Stored items:

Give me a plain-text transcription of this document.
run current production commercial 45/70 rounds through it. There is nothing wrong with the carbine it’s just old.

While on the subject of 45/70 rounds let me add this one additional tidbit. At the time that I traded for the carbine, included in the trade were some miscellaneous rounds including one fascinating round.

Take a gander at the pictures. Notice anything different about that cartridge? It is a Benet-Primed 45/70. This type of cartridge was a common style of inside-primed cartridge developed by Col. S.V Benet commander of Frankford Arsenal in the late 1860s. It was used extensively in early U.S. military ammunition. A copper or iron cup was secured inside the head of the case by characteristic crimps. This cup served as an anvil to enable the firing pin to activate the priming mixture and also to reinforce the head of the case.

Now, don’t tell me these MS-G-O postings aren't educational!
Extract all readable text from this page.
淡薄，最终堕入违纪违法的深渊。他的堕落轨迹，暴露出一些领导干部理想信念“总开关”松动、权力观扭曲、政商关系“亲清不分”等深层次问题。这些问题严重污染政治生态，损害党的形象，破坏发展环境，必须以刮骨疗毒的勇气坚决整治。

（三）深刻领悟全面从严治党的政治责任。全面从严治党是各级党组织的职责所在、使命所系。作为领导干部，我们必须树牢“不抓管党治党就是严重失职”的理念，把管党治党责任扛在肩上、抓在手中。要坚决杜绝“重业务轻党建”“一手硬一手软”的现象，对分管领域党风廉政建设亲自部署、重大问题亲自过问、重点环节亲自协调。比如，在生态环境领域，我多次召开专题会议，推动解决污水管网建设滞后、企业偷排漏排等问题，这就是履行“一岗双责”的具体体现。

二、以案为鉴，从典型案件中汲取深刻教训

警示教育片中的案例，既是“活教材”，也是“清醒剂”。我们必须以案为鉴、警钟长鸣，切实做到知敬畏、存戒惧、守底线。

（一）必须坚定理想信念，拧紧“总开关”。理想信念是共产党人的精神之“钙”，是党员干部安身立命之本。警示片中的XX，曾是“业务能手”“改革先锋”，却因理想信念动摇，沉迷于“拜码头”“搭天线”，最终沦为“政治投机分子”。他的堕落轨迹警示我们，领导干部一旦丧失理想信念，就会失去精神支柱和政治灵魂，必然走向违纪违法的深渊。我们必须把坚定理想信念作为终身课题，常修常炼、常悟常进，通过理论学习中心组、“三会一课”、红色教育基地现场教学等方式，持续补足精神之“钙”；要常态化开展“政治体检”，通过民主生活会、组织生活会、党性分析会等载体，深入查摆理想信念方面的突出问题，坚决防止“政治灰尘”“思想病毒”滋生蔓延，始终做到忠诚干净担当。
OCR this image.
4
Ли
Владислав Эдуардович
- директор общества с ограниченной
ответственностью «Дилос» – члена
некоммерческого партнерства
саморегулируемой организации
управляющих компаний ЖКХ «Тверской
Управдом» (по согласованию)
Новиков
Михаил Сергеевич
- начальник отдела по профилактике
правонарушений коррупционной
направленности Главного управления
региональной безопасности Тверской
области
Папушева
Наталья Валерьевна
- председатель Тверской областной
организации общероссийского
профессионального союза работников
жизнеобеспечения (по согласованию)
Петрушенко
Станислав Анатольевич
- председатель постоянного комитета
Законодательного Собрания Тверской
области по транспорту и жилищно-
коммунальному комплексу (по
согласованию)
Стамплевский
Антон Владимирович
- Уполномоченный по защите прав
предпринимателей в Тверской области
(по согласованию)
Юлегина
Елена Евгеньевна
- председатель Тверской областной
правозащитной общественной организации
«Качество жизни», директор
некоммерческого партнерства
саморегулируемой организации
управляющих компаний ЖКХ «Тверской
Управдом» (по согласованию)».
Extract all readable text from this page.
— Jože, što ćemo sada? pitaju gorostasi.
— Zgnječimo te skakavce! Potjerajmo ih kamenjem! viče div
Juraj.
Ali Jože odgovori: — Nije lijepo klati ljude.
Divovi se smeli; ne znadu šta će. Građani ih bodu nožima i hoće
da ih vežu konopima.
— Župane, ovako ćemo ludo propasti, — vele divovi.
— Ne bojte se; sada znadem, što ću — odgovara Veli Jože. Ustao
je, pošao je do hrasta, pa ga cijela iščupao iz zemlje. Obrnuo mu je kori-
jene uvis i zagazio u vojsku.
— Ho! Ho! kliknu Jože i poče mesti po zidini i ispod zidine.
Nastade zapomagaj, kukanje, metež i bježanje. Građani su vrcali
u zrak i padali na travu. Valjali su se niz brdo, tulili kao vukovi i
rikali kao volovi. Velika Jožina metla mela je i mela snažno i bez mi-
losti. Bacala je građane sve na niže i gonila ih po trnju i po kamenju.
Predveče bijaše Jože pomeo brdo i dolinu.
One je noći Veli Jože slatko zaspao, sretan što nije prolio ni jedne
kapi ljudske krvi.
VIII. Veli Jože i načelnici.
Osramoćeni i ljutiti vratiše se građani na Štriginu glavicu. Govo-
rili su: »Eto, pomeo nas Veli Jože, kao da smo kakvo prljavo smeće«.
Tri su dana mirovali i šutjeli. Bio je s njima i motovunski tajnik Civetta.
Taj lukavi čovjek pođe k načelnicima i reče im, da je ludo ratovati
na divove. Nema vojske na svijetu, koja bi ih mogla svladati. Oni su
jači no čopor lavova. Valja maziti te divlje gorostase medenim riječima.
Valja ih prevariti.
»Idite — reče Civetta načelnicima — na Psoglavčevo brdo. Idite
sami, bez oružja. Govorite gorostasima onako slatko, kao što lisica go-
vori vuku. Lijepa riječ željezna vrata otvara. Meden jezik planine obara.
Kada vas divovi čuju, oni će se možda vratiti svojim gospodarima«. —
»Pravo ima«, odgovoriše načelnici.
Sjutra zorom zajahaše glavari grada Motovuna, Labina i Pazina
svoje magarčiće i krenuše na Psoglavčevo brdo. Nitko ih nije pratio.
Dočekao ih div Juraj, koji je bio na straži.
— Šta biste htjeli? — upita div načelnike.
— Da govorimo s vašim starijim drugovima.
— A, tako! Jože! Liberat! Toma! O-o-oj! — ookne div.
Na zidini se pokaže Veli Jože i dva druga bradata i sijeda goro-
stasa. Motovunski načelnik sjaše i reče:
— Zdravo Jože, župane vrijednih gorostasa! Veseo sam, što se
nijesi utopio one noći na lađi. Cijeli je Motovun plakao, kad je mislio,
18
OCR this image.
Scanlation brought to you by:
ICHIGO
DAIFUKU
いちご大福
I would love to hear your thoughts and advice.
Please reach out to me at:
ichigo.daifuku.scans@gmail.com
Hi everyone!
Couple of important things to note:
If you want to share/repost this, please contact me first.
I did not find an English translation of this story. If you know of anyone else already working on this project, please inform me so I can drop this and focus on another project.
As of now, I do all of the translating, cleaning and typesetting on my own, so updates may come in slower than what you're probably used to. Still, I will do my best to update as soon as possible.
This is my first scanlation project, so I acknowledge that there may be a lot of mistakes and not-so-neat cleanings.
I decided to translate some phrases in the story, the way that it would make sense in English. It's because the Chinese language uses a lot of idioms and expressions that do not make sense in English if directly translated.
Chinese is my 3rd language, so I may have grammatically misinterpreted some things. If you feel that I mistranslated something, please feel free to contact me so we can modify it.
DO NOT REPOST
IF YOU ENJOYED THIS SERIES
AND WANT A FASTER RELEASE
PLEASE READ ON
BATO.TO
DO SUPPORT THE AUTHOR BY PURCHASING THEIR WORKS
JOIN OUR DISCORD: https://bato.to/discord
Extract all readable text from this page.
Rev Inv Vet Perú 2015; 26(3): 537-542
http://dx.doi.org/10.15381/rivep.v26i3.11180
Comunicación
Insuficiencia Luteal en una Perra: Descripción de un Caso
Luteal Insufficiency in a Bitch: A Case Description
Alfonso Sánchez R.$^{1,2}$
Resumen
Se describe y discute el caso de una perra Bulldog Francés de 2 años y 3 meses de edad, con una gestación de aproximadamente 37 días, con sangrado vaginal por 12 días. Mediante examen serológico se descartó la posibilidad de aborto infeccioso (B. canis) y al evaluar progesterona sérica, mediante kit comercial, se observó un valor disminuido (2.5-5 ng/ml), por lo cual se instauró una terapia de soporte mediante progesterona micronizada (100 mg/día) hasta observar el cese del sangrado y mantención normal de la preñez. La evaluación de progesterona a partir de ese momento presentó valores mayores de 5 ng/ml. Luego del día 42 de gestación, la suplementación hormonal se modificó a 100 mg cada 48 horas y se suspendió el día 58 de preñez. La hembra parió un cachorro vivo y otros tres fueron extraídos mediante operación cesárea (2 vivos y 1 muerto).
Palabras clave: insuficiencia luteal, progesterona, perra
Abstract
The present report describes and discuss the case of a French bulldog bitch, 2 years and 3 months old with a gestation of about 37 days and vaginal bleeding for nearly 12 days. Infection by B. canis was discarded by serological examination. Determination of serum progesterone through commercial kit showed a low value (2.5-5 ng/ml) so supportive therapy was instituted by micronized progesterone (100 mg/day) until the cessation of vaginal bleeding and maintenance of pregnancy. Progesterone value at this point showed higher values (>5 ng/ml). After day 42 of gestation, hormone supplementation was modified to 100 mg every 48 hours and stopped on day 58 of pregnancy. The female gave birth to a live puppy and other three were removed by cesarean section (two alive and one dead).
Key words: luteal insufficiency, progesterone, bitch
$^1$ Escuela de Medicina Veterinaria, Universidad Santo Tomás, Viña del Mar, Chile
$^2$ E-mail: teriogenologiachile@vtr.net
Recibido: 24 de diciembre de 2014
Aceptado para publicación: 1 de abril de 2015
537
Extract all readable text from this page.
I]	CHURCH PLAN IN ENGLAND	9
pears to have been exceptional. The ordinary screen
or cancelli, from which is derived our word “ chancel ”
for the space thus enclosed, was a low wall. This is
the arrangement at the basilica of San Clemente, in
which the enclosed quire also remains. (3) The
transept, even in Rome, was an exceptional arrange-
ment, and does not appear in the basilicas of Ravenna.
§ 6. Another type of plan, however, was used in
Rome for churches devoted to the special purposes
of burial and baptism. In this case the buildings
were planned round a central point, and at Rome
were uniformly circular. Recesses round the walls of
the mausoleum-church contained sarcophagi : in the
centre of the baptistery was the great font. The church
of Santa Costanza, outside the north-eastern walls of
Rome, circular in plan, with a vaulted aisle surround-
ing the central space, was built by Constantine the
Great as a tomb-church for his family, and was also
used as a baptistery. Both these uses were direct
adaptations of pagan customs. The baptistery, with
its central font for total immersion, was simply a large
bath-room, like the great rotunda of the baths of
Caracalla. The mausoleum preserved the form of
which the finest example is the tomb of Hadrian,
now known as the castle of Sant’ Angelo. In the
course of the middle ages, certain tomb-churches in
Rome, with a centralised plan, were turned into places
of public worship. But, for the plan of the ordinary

WHAT IS ASKED: Search the material above for "space". Pull out each line where it shows up.

TASK RESULT:
for the space thus enclosed, was a low wall. This is
ing the central space, was built by Constantine the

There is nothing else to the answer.